Given exercise>
Scan the data below. Pull out each line where "returns" occurs.

Material>
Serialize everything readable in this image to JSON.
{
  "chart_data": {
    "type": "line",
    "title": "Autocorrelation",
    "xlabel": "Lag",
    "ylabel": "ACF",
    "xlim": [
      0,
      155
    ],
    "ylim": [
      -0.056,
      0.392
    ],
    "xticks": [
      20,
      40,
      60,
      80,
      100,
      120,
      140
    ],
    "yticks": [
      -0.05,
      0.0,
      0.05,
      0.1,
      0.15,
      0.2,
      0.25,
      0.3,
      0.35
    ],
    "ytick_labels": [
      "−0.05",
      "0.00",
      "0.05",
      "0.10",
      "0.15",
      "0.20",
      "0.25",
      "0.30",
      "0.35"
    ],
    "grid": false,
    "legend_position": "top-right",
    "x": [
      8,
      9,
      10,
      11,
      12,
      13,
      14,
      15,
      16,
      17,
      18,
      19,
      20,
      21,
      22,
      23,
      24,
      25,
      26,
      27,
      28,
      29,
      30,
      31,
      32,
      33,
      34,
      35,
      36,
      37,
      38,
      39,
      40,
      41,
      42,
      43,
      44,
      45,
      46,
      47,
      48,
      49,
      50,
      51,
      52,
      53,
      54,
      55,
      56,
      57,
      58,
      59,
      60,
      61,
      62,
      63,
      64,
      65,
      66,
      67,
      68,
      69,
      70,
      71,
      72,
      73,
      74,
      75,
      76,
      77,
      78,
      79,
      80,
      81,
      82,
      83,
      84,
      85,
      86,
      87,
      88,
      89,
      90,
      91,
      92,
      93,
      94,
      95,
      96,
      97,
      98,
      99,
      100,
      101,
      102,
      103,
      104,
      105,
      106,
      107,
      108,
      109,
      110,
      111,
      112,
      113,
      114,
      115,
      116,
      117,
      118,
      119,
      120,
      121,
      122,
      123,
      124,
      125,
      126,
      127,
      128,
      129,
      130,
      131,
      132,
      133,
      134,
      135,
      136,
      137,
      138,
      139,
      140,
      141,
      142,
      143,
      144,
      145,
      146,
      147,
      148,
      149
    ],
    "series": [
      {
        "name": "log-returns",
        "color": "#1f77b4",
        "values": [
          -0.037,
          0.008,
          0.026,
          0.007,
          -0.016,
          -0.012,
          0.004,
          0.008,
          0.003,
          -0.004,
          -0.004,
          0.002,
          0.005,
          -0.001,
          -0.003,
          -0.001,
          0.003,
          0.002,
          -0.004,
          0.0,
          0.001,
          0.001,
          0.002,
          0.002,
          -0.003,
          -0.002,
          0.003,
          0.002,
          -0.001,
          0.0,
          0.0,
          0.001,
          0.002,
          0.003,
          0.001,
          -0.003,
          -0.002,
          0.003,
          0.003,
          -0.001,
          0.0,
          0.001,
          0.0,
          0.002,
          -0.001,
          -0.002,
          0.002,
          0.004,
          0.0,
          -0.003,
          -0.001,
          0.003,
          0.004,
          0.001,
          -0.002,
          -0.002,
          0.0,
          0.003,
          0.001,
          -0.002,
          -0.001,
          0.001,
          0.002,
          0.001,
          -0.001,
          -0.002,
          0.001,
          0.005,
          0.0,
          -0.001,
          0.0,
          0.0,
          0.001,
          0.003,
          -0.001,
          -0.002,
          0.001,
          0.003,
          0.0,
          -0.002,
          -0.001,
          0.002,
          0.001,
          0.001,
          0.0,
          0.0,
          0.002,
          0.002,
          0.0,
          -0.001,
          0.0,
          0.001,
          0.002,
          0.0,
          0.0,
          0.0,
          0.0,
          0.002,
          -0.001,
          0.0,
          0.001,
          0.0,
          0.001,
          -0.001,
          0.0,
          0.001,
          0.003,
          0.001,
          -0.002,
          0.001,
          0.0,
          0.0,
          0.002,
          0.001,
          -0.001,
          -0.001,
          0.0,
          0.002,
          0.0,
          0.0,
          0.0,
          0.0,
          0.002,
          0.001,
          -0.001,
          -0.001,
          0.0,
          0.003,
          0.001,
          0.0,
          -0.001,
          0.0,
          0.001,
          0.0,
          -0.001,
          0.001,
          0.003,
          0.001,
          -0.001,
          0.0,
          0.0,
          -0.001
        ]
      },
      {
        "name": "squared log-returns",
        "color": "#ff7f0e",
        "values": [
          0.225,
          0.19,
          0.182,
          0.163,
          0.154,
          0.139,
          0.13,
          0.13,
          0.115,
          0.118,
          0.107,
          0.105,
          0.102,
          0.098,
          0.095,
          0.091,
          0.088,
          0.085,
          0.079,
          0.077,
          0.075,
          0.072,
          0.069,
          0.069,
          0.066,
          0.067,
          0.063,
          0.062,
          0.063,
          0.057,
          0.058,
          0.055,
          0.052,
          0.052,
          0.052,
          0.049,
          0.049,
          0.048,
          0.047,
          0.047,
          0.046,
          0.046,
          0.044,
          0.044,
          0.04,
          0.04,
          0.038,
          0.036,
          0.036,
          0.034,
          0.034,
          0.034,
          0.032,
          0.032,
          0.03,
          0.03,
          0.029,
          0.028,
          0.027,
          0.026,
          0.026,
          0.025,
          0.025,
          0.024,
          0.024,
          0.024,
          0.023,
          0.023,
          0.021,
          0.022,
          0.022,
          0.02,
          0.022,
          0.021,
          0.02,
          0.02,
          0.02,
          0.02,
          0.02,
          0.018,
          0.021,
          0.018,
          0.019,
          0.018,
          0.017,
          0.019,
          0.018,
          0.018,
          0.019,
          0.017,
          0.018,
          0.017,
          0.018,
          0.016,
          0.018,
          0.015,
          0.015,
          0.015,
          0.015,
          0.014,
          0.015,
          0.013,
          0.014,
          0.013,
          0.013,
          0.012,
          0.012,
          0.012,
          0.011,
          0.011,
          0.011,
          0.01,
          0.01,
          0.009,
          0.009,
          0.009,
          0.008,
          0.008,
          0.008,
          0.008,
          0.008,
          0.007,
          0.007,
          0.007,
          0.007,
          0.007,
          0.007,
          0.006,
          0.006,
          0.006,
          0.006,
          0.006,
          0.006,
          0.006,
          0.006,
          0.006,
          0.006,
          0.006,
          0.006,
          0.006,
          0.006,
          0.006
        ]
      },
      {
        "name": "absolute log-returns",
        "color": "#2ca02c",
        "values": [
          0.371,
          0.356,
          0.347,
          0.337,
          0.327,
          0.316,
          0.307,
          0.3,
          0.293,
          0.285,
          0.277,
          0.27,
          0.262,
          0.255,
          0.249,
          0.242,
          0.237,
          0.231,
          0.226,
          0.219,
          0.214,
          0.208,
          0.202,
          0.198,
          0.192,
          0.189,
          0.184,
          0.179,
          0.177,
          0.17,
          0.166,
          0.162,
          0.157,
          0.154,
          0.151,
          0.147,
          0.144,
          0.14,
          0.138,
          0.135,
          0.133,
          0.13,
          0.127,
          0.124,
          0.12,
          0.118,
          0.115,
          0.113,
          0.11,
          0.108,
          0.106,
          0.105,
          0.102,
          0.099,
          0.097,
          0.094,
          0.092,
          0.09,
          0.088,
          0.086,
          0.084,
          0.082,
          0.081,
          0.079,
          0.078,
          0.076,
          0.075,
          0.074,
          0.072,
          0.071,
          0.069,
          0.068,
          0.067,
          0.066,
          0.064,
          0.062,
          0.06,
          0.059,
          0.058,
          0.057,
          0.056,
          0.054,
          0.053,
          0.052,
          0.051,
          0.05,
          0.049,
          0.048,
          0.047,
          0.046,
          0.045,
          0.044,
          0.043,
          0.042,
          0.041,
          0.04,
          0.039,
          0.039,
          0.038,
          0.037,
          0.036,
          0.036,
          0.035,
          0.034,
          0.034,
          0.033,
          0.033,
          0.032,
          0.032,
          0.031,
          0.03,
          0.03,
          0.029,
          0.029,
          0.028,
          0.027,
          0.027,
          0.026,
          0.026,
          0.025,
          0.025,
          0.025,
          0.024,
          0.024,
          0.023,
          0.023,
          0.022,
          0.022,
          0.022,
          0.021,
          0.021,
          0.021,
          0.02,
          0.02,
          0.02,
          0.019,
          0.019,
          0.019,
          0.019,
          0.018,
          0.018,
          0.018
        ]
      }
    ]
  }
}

Result for this exercise>
        "name": "log-returns",
        "name": "squared log-returns",
        "name": "absolute log-returns",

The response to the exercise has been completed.